Collected data entries:
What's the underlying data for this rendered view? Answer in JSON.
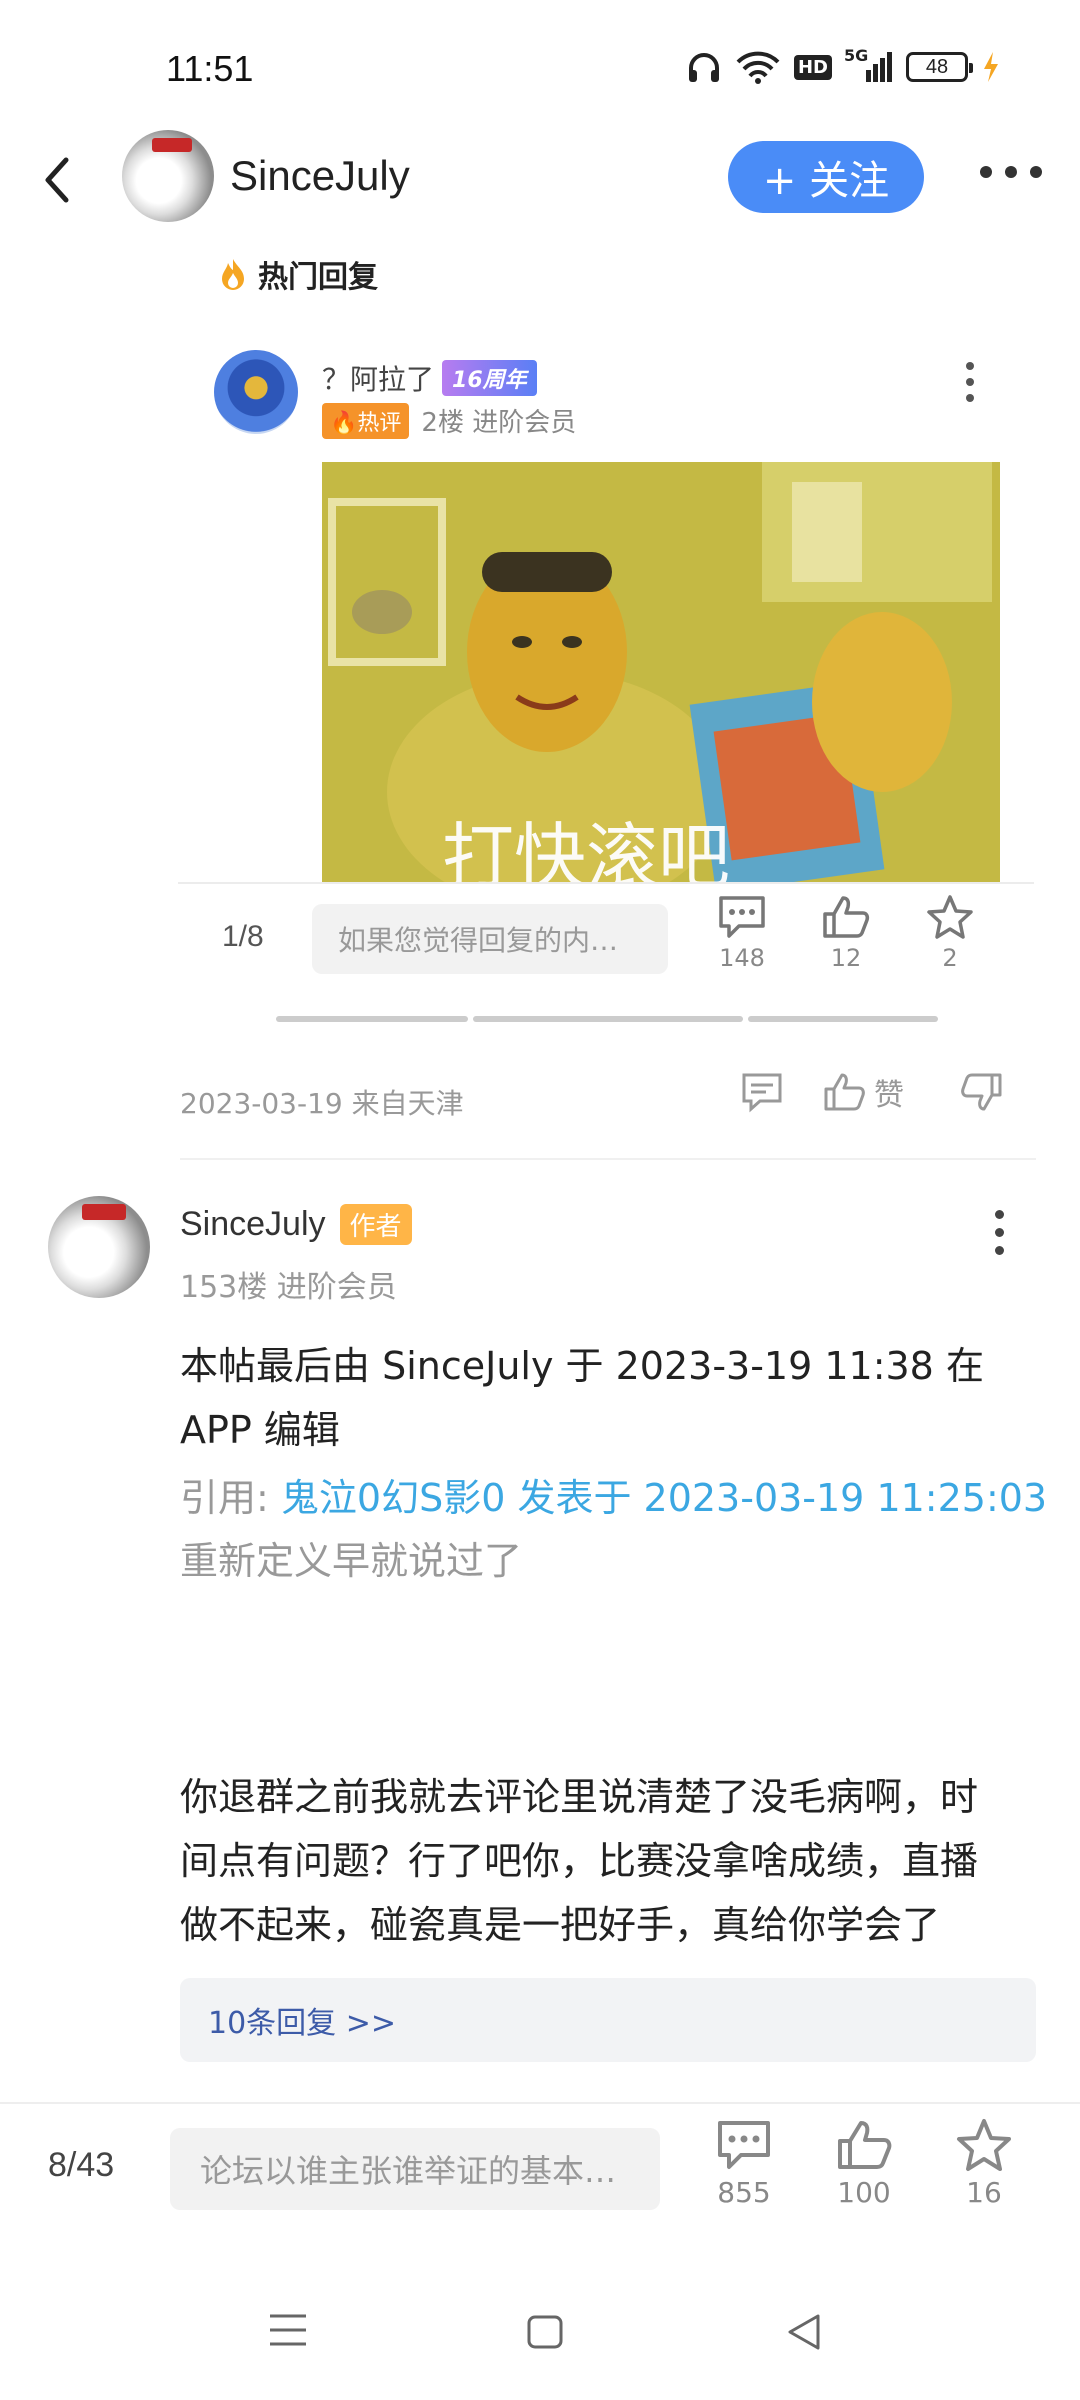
{
  "status": {
    "time": "11:51",
    "hd": "HD",
    "network": "5G",
    "battery": "48"
  },
  "header": {
    "name": "SinceJuly",
    "follow_label": "+ 关注"
  },
  "hot": {
    "label": "热门回复"
  },
  "nested_reply": {
    "username": "？阿拉了",
    "anniversary": "16周年",
    "hot_badge": "热评",
    "meta": "2楼 进阶会员"
  },
  "overlay": {
    "counter": "1/8",
    "input_placeholder": "如果您觉得回复的内…",
    "comments": "148",
    "likes": "12",
    "stars": "2"
  },
  "meta_row": {
    "date_location": "2023-03-19 来自天津",
    "like_label": "赞"
  },
  "comment": {
    "username": "SinceJuly",
    "author_badge": "作者",
    "floor": "153楼 进阶会员",
    "edit_note_1": "本帖最后由 SinceJuly 于 2023-3-19 11:38 在",
    "edit_note_2": "APP 编辑",
    "quote_prefix": "引用: ",
    "quote_source": "鬼泣0幻S影0 发表于 2023-03-19 11:25:03",
    "quote_text": "重新定义早就说过了",
    "body_1": "你退群之前我就去评论里说清楚了没毛病啊，时",
    "body_2": "间点有问题？行了吧你，比赛没拿啥成绩，直播",
    "body_3": "做不起来，碰瓷真是一把好手，真给你学会了",
    "replies_link": "10条回复 >>"
  },
  "bottom": {
    "counter": "8/43",
    "input_placeholder": "论坛以谁主张谁举证的基本…",
    "comments": "855",
    "likes": "100",
    "stars": "16"
  }
}
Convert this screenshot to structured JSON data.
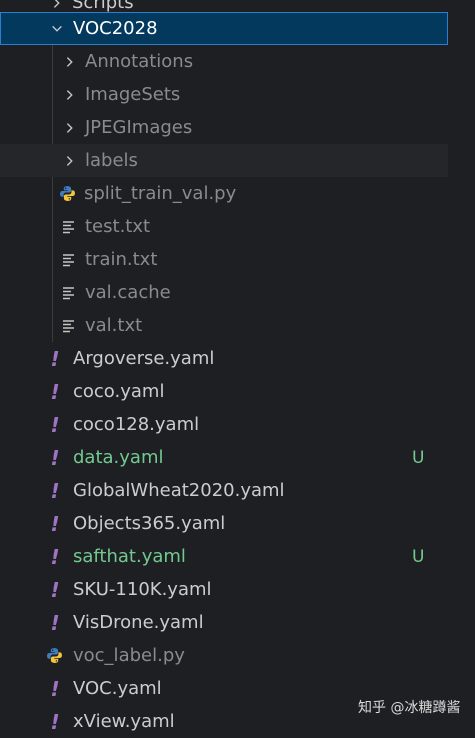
{
  "tree": {
    "top_partial": "Scripts",
    "folder": "VOC2028",
    "subfolders": [
      "Annotations",
      "ImageSets",
      "JPEGImages",
      "labels"
    ],
    "folder_files": [
      "split_train_val.py",
      "test.txt",
      "train.txt",
      "val.cache",
      "val.txt"
    ],
    "files": [
      {
        "name": "Argoverse.yaml",
        "status": ""
      },
      {
        "name": "coco.yaml",
        "status": ""
      },
      {
        "name": "coco128.yaml",
        "status": ""
      },
      {
        "name": "data.yaml",
        "status": "U"
      },
      {
        "name": "GlobalWheat2020.yaml",
        "status": ""
      },
      {
        "name": "Objects365.yaml",
        "status": ""
      },
      {
        "name": "safthat.yaml",
        "status": "U"
      },
      {
        "name": "SKU-110K.yaml",
        "status": ""
      },
      {
        "name": "VisDrone.yaml",
        "status": ""
      },
      {
        "name": "voc_label.py",
        "status": ""
      },
      {
        "name": "VOC.yaml",
        "status": ""
      },
      {
        "name": "xView.yaml",
        "status": ""
      }
    ]
  },
  "watermark": "知乎 @冰糖蹲酱",
  "colors": {
    "selection_bg": "#04395e",
    "untracked": "#73c991",
    "yaml_icon": "#a074c4",
    "python_blue": "#3f7cc0",
    "python_yellow": "#f4c53a"
  }
}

▶ _What you need to do_: Copy every single line of the material above that holds "this".

▶ _Task response_:
What's the underlying data for this rendered view? Answer in JSON.
Convert this screenshot to structured JSON data.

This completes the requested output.